Extract every line that contains the string "Republikas".

start Dataset rows

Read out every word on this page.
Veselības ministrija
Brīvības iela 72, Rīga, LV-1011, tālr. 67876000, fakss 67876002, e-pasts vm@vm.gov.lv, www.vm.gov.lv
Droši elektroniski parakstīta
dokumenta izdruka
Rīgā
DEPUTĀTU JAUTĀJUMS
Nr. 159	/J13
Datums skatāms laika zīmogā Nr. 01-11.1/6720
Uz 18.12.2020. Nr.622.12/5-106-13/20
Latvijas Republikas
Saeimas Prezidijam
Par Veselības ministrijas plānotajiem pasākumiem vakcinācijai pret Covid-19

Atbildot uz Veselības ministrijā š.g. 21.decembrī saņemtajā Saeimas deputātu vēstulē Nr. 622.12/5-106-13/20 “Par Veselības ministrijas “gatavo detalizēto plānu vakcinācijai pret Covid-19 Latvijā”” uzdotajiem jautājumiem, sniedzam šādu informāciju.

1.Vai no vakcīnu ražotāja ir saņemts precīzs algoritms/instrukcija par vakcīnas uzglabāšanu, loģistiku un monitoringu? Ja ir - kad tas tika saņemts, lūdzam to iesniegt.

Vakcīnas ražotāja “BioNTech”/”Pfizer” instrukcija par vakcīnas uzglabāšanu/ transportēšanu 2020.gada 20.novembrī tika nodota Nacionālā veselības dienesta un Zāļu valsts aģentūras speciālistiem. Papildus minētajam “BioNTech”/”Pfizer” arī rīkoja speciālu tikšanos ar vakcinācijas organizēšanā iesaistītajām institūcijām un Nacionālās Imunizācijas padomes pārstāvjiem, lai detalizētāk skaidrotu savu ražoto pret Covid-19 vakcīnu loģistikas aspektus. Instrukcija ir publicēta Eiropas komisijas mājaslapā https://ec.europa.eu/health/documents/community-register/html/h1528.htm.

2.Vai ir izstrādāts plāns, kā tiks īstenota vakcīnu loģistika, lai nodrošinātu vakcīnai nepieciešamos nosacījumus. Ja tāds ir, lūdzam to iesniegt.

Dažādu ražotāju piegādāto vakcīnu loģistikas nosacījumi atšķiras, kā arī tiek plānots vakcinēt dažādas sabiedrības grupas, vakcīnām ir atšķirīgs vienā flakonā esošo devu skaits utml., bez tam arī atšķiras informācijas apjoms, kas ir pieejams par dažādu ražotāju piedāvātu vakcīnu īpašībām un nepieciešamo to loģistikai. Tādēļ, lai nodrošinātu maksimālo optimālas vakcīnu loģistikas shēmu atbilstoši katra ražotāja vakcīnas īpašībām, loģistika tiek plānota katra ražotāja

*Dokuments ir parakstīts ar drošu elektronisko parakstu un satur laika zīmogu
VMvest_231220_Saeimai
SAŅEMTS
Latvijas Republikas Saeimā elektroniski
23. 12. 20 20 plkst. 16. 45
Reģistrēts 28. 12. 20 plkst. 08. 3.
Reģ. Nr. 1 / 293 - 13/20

end Dataset rows

_Answer to the problem_
Latvijas Republikas
Latvijas Republikas Saeimā elektroniski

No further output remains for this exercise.